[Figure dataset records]
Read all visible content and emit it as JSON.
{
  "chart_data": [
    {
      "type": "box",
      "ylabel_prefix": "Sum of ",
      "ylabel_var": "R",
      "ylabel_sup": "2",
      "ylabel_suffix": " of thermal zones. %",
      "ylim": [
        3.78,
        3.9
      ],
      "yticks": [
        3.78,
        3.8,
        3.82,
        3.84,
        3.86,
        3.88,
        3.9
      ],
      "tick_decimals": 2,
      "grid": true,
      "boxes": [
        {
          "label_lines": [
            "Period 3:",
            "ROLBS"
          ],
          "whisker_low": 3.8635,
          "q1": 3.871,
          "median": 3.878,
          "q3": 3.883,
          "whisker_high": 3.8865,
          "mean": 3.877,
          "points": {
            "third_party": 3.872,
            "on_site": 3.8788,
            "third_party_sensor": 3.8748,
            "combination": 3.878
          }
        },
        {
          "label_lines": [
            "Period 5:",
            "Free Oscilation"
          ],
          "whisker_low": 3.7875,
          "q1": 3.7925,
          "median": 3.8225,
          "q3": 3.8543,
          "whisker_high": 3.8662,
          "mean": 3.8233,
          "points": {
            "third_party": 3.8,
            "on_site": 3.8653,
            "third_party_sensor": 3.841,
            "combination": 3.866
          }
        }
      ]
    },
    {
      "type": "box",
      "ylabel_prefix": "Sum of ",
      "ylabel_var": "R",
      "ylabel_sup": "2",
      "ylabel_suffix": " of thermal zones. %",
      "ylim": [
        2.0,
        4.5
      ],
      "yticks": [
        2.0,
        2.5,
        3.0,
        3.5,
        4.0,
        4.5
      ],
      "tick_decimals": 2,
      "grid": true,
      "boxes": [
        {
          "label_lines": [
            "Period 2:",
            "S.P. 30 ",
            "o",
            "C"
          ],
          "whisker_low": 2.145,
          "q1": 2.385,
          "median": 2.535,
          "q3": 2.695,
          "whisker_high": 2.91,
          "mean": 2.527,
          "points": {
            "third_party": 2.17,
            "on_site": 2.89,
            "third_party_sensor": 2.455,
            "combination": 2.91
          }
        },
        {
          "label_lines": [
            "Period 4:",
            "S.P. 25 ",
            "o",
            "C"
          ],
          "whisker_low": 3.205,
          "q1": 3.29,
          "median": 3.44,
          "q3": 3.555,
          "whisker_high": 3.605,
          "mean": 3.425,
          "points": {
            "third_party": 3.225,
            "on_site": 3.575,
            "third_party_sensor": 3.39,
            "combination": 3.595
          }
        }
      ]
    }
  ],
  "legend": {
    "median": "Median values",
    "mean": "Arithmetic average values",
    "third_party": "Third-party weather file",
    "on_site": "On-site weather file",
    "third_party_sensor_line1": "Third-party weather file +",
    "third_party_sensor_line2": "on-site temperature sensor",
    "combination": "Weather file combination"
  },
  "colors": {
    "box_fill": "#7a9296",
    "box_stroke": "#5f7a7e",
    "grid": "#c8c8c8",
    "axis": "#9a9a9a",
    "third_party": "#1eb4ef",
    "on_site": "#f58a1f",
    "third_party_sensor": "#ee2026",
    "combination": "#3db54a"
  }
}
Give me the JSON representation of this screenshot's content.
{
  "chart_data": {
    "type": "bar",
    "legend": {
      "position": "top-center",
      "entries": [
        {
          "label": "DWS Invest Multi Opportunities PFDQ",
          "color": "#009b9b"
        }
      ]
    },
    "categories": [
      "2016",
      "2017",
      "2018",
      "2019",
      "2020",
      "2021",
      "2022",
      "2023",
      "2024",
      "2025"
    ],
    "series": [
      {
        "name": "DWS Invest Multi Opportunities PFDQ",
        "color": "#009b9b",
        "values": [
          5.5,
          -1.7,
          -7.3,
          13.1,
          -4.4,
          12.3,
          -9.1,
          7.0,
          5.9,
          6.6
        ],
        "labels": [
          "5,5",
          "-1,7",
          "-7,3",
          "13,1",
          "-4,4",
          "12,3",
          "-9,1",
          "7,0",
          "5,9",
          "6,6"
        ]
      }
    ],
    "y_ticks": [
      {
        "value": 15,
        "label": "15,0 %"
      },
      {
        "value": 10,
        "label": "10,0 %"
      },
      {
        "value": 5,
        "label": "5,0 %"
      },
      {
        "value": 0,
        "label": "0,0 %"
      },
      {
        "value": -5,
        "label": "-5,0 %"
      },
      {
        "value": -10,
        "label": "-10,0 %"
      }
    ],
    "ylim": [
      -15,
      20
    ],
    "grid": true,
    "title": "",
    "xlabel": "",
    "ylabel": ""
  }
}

> [THE EXERCISE]: Pick out the lines containing the word "values" and show them.

> [EXERCISE OUTPUT]:
    "median": "Median values",
    "mean": "Arithmetic average values",
        "values": [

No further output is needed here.